* _Tasks and exercises_
1 - In the blog post on the Scottish Independence Bill, who gave an overview of the Bill's key provisions?
2 - Return the passage from the blog post on the Scottish Independence Bill that starts at "First, it is" and ends at "interim arrangements. (at 60)", copied word for word.

==== Source passage ====

Donal Coffey: Accidental Entrenchment and the Scottish Independence Bill?

donalThe Scottish Government has recently published their proposed Scottish Independence Bill as part of the process directed towards ultimate Scottish independence from the United Kingdom. Katie Boyle has provided an overview of the various key provisions of the Bill in a recent blog post. In this post, I want to consider a potential argument that can be put forward on the Bill as it stands: the Bill may have inadvertently entrenched the proposed Constitution as a fundamental law.

First, it is important to establish that this would be inadvertent. The briefing notes accompanying chapter five of the Bill (pp. 59-67) make it clear that it was not the intention of the drafters that the Scottish Independence Bill would be entrenched. The relevant section is as follows:

The Scottish Government proposes that the Scottish Independence Bill and renewed Scotland Act will not contain a bespoke amending formula or hard entrenchment provision. This is because they are inherently temporary and are a staging post on the way to the permanent written constitution which would be prepared following independence. An excessively onerous amending formula would be inappropriate for interim arrangements. (at 60)

==== Material supplied ====

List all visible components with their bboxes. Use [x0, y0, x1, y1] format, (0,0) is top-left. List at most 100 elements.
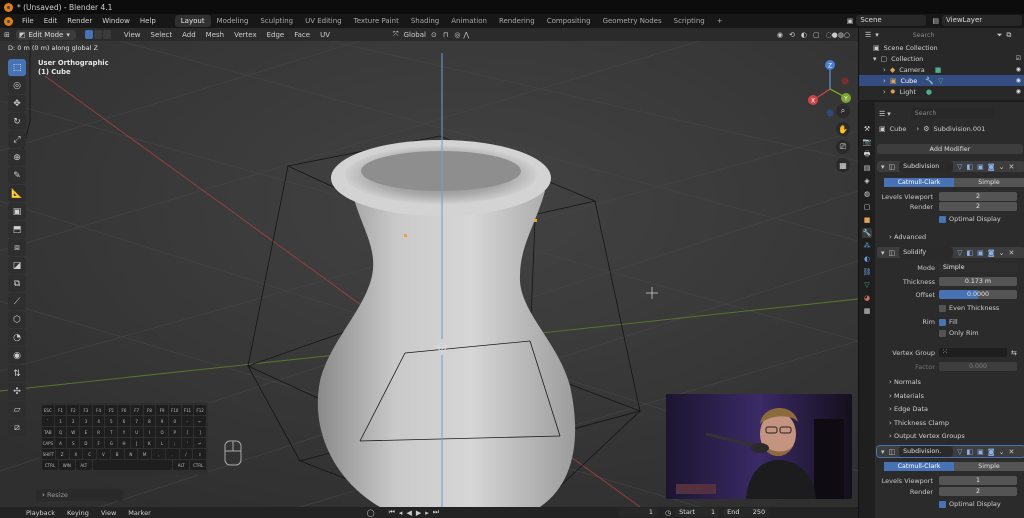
cage-toggle-icon[interactable]: ◧ [967, 163, 974, 171]
menu-keying[interactable]: Keying [61, 509, 95, 517]
edit-mode-toggle-icon[interactable]: ▽ [957, 448, 962, 456]
auto-key-icon[interactable]: ◯ [367, 509, 375, 517]
menu-timeline-view[interactable]: View [95, 509, 122, 517]
realtime-toggle-icon[interactable]: ▣ [977, 448, 984, 456]
properties-editor-icon[interactable]: ☰ [879, 110, 885, 118]
render-levels-field[interactable]: 2 [939, 487, 1017, 496]
vertex-group-field[interactable]: ⁙ [939, 348, 1007, 357]
edit-mode-toggle-icon[interactable]: ▽ [957, 249, 962, 257]
smooth-icon[interactable]: ◉ [8, 347, 26, 364]
texture-tab-icon[interactable]: ▦ [862, 306, 872, 316]
modifier-name-field[interactable]: Subdivision [899, 161, 954, 172]
catmull-clark-tab[interactable]: Catmull-Clark [884, 178, 954, 187]
filter-icon[interactable]: ⏷ [997, 31, 1003, 40]
workspace-tab-rendering[interactable]: Rendering [493, 15, 541, 27]
face-select-button[interactable] [102, 30, 111, 39]
eye-icon[interactable]: ◉ [1016, 66, 1021, 73]
pan-hand-icon[interactable]: ✋ [836, 122, 850, 136]
fill-checkbox[interactable] [939, 318, 946, 326]
perspective-grid-icon[interactable]: ▦ [836, 158, 850, 172]
levels-viewport-field[interactable]: 1 [939, 476, 1017, 485]
modifier-options-icon[interactable]: ⌄ [999, 448, 1005, 456]
render-toggle-icon[interactable]: ◙ [988, 163, 995, 171]
pivot-icon[interactable]: ⊙ [431, 31, 437, 39]
modifier-panel-header[interactable]: ▾ ◫ Solidify ▽ ◧ ▣ ◙ ⌄ ✕ [877, 247, 1024, 258]
xray-toggle-icon[interactable]: ▢ [813, 31, 820, 39]
last-operator-panel[interactable]: › Resize [36, 489, 123, 501]
render-tab-icon[interactable]: 📷 [862, 137, 872, 147]
new-collection-icon[interactable]: ⧉ [1006, 31, 1011, 40]
menu-vertex[interactable]: Vertex [229, 31, 262, 39]
vertex[interactable] [534, 219, 537, 222]
modifier-tab-icon[interactable]: 🔧 [862, 228, 872, 238]
bevel-icon[interactable]: ◪ [8, 257, 26, 274]
add-modifier-button[interactable]: Add Modifier [877, 144, 1023, 154]
preview-range-icon[interactable]: ◷ [665, 509, 671, 517]
annotate-icon[interactable]: ✎ [8, 167, 26, 184]
editor-type-icon[interactable]: ⊞ [4, 31, 10, 39]
transform-orientation[interactable]: Global [399, 31, 431, 39]
output-tab-icon[interactable]: 🖶 [862, 150, 872, 160]
render-toggle-icon[interactable]: ◙ [988, 448, 995, 456]
outliner-editor-icon[interactable]: ☰ [865, 31, 871, 39]
3d-viewport[interactable]: D: 0 m (0 m) along global Z User Orthogr… [0, 41, 858, 507]
falloff-icon[interactable]: ⋀ [463, 31, 469, 39]
vertex-select-button[interactable] [84, 30, 93, 39]
zoom-icon[interactable]: ⌕ [836, 104, 850, 118]
menu-marker[interactable]: Marker [122, 509, 156, 517]
outliner-row-cube[interactable]: › ▣ Cube 🔧 ▽ ◉ [859, 75, 1024, 86]
modifier-name-field[interactable]: Solidify [899, 247, 954, 258]
workspace-tab-compositing[interactable]: Compositing [541, 15, 597, 27]
eye-icon[interactable]: ◉ [1016, 88, 1021, 95]
mode-selector[interactable]: ◩ Edit Mode ▾ [15, 29, 76, 40]
spin-icon[interactable]: ◔ [8, 329, 26, 346]
realtime-toggle-icon[interactable]: ▣ [977, 249, 984, 257]
workspace-tab-texture-paint[interactable]: Texture Paint [348, 15, 405, 27]
knife-icon[interactable]: ⟋ [8, 293, 26, 310]
blender-menu-icon[interactable] [4, 16, 13, 26]
scene-selector[interactable]: Scene [856, 15, 927, 26]
end-frame-field[interactable]: End 250 [723, 508, 770, 517]
collapse-arrow-icon[interactable]: ▾ [881, 249, 885, 257]
collapse-arrow-icon[interactable]: ▾ [881, 163, 885, 171]
modifier-panel-header[interactable]: ▾ ◫ Subdivision. ▽ ◧ ▣ ◙ ⌄ ✕ [876, 445, 1024, 458]
optimal-display-checkbox[interactable] [939, 500, 946, 508]
cage-toggle-icon[interactable]: ◧ [967, 448, 974, 456]
outliner-row-scene-collection[interactable]: ▣ Scene Collection [859, 42, 1024, 53]
workspace-tab-geometry-nodes[interactable]: Geometry Nodes [597, 15, 668, 27]
menu-face[interactable]: Face [289, 31, 315, 39]
outliner-row-camera[interactable]: › ◆ Camera ■ ◉ [859, 64, 1024, 75]
menu-edge[interactable]: Edge [262, 31, 290, 39]
menu-add[interactable]: Add [177, 31, 201, 39]
workspace-tab-layout[interactable]: Layout [174, 15, 211, 27]
rotate-icon[interactable]: ↻ [8, 113, 26, 130]
add-workspace-button[interactable]: + [711, 15, 729, 27]
menu-help[interactable]: Help [135, 17, 161, 25]
constraints-tab-icon[interactable]: ⛓ [862, 267, 872, 277]
gizmo-toggle-icon[interactable]: ⟲ [789, 31, 795, 39]
outliner-search-input[interactable]: Search [908, 29, 969, 41]
simple-tab[interactable]: Simple [954, 462, 1024, 471]
vertex[interactable] [404, 234, 407, 237]
render-toggle-icon[interactable]: ◙ [988, 249, 995, 257]
even-thickness-checkbox[interactable] [939, 304, 946, 312]
menu-window[interactable]: Window [97, 17, 135, 25]
only-rim-checkbox[interactable] [939, 329, 946, 337]
workspace-tab-sculpting[interactable]: Sculpting [254, 15, 299, 27]
tool-tab-icon[interactable]: ⚒ [862, 124, 872, 134]
collection-checkbox-icon[interactable]: ☑ [1016, 55, 1021, 62]
camera-view-icon[interactable]: ⎚ [836, 140, 850, 154]
current-frame-field[interactable]: 1 [619, 508, 658, 517]
workspace-tab-animation[interactable]: Animation [445, 15, 493, 27]
modifier-panel-header[interactable]: ▾ ◫ Subdivision ▽ ◧ ▣ ◙ ⌄ ✕ [877, 161, 1024, 172]
rip-icon[interactable]: ⧄ [8, 419, 26, 436]
menu-view[interactable]: View [119, 31, 146, 39]
properties-search-input[interactable]: Search [910, 108, 995, 119]
modifier-options-icon[interactable]: ⌄ [999, 163, 1005, 171]
menu-file[interactable]: File [17, 17, 39, 25]
data-tab-icon[interactable]: ▽ [862, 280, 872, 290]
view-layer-tab-icon[interactable]: ▤ [862, 163, 872, 173]
advanced-subpanel[interactable]: › Advanced [875, 233, 1024, 241]
proportional-edit-icon[interactable]: ◎ [454, 31, 460, 39]
snap-icon[interactable]: ⊓ [443, 31, 448, 39]
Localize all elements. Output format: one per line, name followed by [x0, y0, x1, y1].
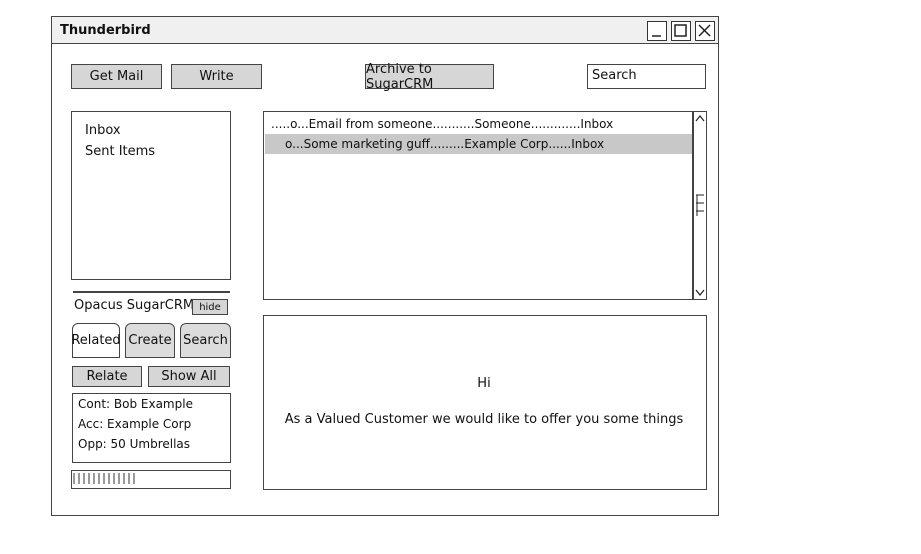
account-info: Acc: Example Corp	[78, 417, 192, 431]
sugarcrm-title: Opacus SugarCRM	[74, 298, 195, 313]
tab-create[interactable]: Create	[125, 323, 175, 358]
search-input[interactable]: Search	[587, 64, 706, 89]
message-list: .....o...Email from someone...........So…	[263, 111, 707, 300]
preview-body: As a Valued Customer we would like to of…	[284, 412, 684, 427]
message-row-selected[interactable]: o...Some marketing guff.........Example …	[265, 134, 692, 154]
window-title: Thunderbird	[60, 23, 151, 38]
close-icon	[698, 24, 711, 37]
scrollbar[interactable]	[694, 112, 706, 299]
scroll-up-icon	[695, 115, 705, 122]
message-row[interactable]: .....o...Email from someone...........So…	[265, 114, 692, 134]
sugarcrm-divider	[73, 291, 230, 293]
write-button[interactable]: Write	[171, 64, 262, 89]
folder-item-sent-items[interactable]: Sent Items	[85, 144, 155, 159]
minimize-icon	[652, 35, 661, 37]
maximize-button[interactable]	[671, 21, 691, 41]
message-preview: Hi As a Valued Customer we would like to…	[263, 315, 707, 490]
title-bar	[52, 17, 718, 44]
close-button[interactable]	[695, 21, 715, 41]
contact-info: Cont: Bob Example	[78, 397, 193, 411]
progress-bar	[71, 470, 231, 489]
maximize-icon	[674, 24, 687, 37]
scroll-down-icon	[695, 289, 705, 296]
preview-greeting: Hi	[477, 376, 491, 391]
scrollbar-icon	[695, 115, 705, 296]
relate-button[interactable]: Relate	[72, 366, 142, 387]
related-info-box: Cont: Bob Example Acc: Example Corp Opp:…	[72, 393, 231, 463]
hide-button[interactable]: hide	[192, 299, 228, 315]
tab-related[interactable]: Related	[71, 323, 121, 358]
archive-to-sugarcrm-button[interactable]: Archive to SugarCRM	[365, 62, 494, 92]
progress-fill	[73, 473, 135, 484]
folder-item-inbox[interactable]: Inbox	[85, 123, 121, 138]
folder-pane: Inbox Sent Items	[71, 111, 231, 280]
minimize-button[interactable]	[647, 21, 667, 41]
search-input-value: Search	[592, 68, 637, 83]
get-mail-button[interactable]: Get Mail	[71, 64, 162, 89]
opportunity-info: Opp: 50 Umbrellas	[78, 437, 191, 451]
tab-search[interactable]: Search	[180, 323, 231, 358]
show-all-button[interactable]: Show All	[148, 366, 230, 387]
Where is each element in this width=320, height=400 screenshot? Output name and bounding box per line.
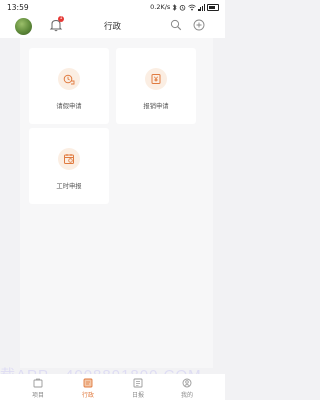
tab-label: 项目 <box>31 392 44 399</box>
tab-admin[interactable]: 行政 <box>68 374 108 400</box>
card-work-hours[interactable]: 工时申报 <box>29 128 109 204</box>
card-leave-request[interactable]: 请假申请 <box>29 48 109 124</box>
bluetooth-icon <box>173 3 177 11</box>
card-label: 请假申请 <box>56 103 82 110</box>
battery-icon <box>207 3 219 11</box>
search-icon[interactable] <box>170 19 182 31</box>
profile-icon <box>182 378 192 388</box>
tab-project[interactable]: 项目 <box>18 374 58 400</box>
card-label: 报销申请 <box>143 103 169 110</box>
status-indicators: 0.2K/s <box>150 3 219 11</box>
icon-circle <box>58 148 80 170</box>
leave-request-icon <box>63 74 75 85</box>
project-icon <box>33 378 43 388</box>
tab-label: 我的 <box>180 392 193 399</box>
work-hours-icon <box>64 154 74 164</box>
admin-icon <box>83 378 93 388</box>
reimbursement-icon <box>151 74 161 84</box>
icon-circle <box>58 68 80 90</box>
signal-icon <box>198 4 205 11</box>
tab-profile[interactable]: 我的 <box>167 374 207 400</box>
tab-label: 日报 <box>131 392 144 399</box>
tab-label: 行政 <box>81 392 94 399</box>
status-bar: 13:59 0.2K/s <box>0 0 225 14</box>
bottom-tab-bar: 项目 行政 日报 我的 <box>0 374 225 400</box>
network-speed: 0.2K/s <box>150 3 171 11</box>
add-icon[interactable] <box>193 19 205 31</box>
alarm-icon <box>180 4 186 11</box>
status-time: 13:59 <box>7 3 29 12</box>
page-title: 行政 <box>103 22 121 32</box>
admin-grid: 请假申请 报销申请 工时申报 <box>20 38 213 368</box>
card-label: 工时申报 <box>56 183 82 190</box>
wifi-icon <box>188 4 197 10</box>
icon-circle <box>145 68 167 90</box>
daily-report-icon <box>133 378 143 388</box>
tab-daily-report[interactable]: 日报 <box>118 374 158 400</box>
header: 1 行政 <box>0 14 225 38</box>
card-reimbursement[interactable]: 报销申请 <box>116 48 196 124</box>
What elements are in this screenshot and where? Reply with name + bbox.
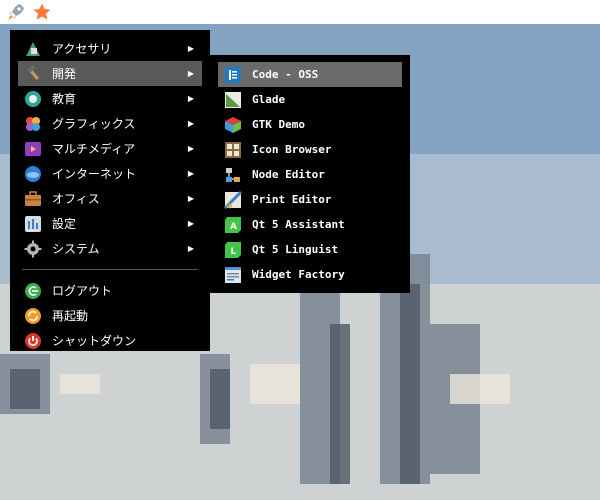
widget-factory-icon xyxy=(224,266,242,284)
multimedia-icon xyxy=(24,140,42,158)
accessories-icon xyxy=(24,40,42,58)
submenu-item-glade[interactable]: Glade xyxy=(218,87,402,112)
menu-item-graphics[interactable]: グラフィックス ▶ xyxy=(18,111,202,136)
favorites-star-icon[interactable] xyxy=(32,2,52,22)
submenu-item-qt-assistant[interactable]: A Qt 5 Assistant xyxy=(218,212,402,237)
submenu-item-label: Glade xyxy=(252,93,286,106)
menu-item-label: 教育 xyxy=(52,92,77,106)
submenu-item-label: Icon Browser xyxy=(252,143,332,156)
icon-browser-icon xyxy=(224,141,242,159)
submenu-item-node-editor[interactable]: Node Editor xyxy=(218,162,402,187)
development-icon xyxy=(24,64,42,83)
submenu-arrow-icon: ▶ xyxy=(187,69,194,78)
svg-text:L: L xyxy=(231,247,237,257)
menu-item-label: アクセサリ xyxy=(52,42,112,56)
submenu-item-label: Node Editor xyxy=(252,168,325,181)
menu-item-label: シャットダウン xyxy=(52,334,137,348)
menu-item-label: 設定 xyxy=(52,217,77,231)
shutdown-button[interactable]: シャットダウン xyxy=(18,328,202,353)
submenu-item-widget-factory[interactable]: Widget Factory xyxy=(218,262,402,287)
submenu-item-label: Code - OSS xyxy=(252,68,319,81)
submenu-item-label: Widget Factory xyxy=(252,268,345,281)
menu-item-accessories[interactable]: アクセサリ ▶ xyxy=(18,36,202,61)
menu-item-label: オフィス xyxy=(52,192,100,206)
education-icon xyxy=(24,90,42,108)
qt-linguist-icon: L xyxy=(224,241,242,259)
shutdown-icon xyxy=(24,332,42,350)
submenu-item-print-editor[interactable]: Print Editor xyxy=(218,187,402,212)
logout-icon xyxy=(24,282,42,300)
print-editor-icon xyxy=(224,190,242,209)
top-panel xyxy=(0,0,600,24)
launcher-rocket-icon[interactable] xyxy=(6,2,26,22)
menu-item-internet[interactable]: インターネット ▶ xyxy=(18,161,202,186)
menu-item-label: 開発 xyxy=(52,67,77,81)
menu-item-label: インターネット xyxy=(52,167,137,181)
submenu-arrow-icon: ▶ xyxy=(187,44,194,53)
submenu-item-icon-browser[interactable]: Icon Browser xyxy=(218,137,402,162)
gtk-icon xyxy=(224,116,242,134)
submenu-arrow-icon: ▶ xyxy=(187,94,194,103)
submenu-arrow-icon: ▶ xyxy=(187,119,194,128)
menu-item-label: 再起動 xyxy=(52,309,89,323)
submenu-item-code-oss[interactable]: Code - OSS xyxy=(218,62,402,87)
menu-item-label: グラフィックス xyxy=(52,117,136,131)
vscode-icon xyxy=(224,66,242,84)
reboot-icon xyxy=(24,307,42,325)
menu-item-development[interactable]: 開発 ▶ xyxy=(18,61,202,86)
internet-icon xyxy=(24,165,42,183)
menu-item-label: ログアウト xyxy=(52,284,113,298)
menu-item-office[interactable]: オフィス ▶ xyxy=(18,186,202,211)
menu-item-education[interactable]: 教育 ▶ xyxy=(18,86,202,111)
office-icon xyxy=(24,190,42,208)
submenu-item-gtk-demo[interactable]: GTK Demo xyxy=(218,112,402,137)
submenu-item-label: Qt 5 Linguist xyxy=(252,243,339,256)
node-editor-icon xyxy=(224,166,242,184)
system-icon xyxy=(24,240,42,258)
submenu-arrow-icon: ▶ xyxy=(187,194,194,203)
application-menu: アクセサリ ▶ 開発 ▶ 教育 ▶ グラフィックス ▶ マルチメディア ▶ イン… xyxy=(10,30,210,351)
menu-item-multimedia[interactable]: マルチメディア ▶ xyxy=(18,136,202,161)
menu-item-settings[interactable]: 設定 ▶ xyxy=(18,211,202,236)
menu-separator xyxy=(22,269,198,270)
svg-text:A: A xyxy=(230,222,237,232)
submenu-arrow-icon: ▶ xyxy=(187,219,194,228)
qt-assistant-icon: A xyxy=(224,216,242,234)
submenu-arrow-icon: ▶ xyxy=(187,244,194,253)
logout-button[interactable]: ログアウト xyxy=(18,278,202,303)
submenu-item-label: Print Editor xyxy=(252,193,332,206)
submenu-item-label: GTK Demo xyxy=(252,118,305,131)
submenu-item-label: Qt 5 Assistant xyxy=(252,218,345,231)
reboot-button[interactable]: 再起動 xyxy=(18,303,202,328)
menu-item-label: マルチメディア xyxy=(52,142,136,156)
development-submenu: Code - OSS Glade GTK Demo Icon Browser N… xyxy=(210,55,410,293)
menu-item-label: システム xyxy=(52,242,100,256)
settings-icon xyxy=(24,215,42,233)
graphics-icon xyxy=(24,115,42,133)
submenu-arrow-icon: ▶ xyxy=(187,169,194,178)
glade-icon xyxy=(224,91,242,109)
submenu-arrow-icon: ▶ xyxy=(187,144,194,153)
submenu-item-qt-linguist[interactable]: L Qt 5 Linguist xyxy=(218,237,402,262)
menu-item-system[interactable]: システム ▶ xyxy=(18,236,202,261)
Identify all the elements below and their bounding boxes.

====

* _Solutions to each task_
1 - Katie Boyle

2 -
First, it is important to establish that this would be inadvertent. The briefing notes accompanying chapter five of the Bill (pp. 59-67) make it clear that it was not the intention of the drafters that the Scottish Independence Bill would be entrenched. The relevant section is as follows:

The Scottish Government proposes that the Scottish Independence Bill and renewed Scotland Act will not contain a bespoke amending formula or hard entrenchment provision. This is because they are inherently temporary and are a staging post on the way to the permanent written constitution which would be prepared following independence. An excessively onerous amending formula would be inappropriate for interim arrangements. (at 60)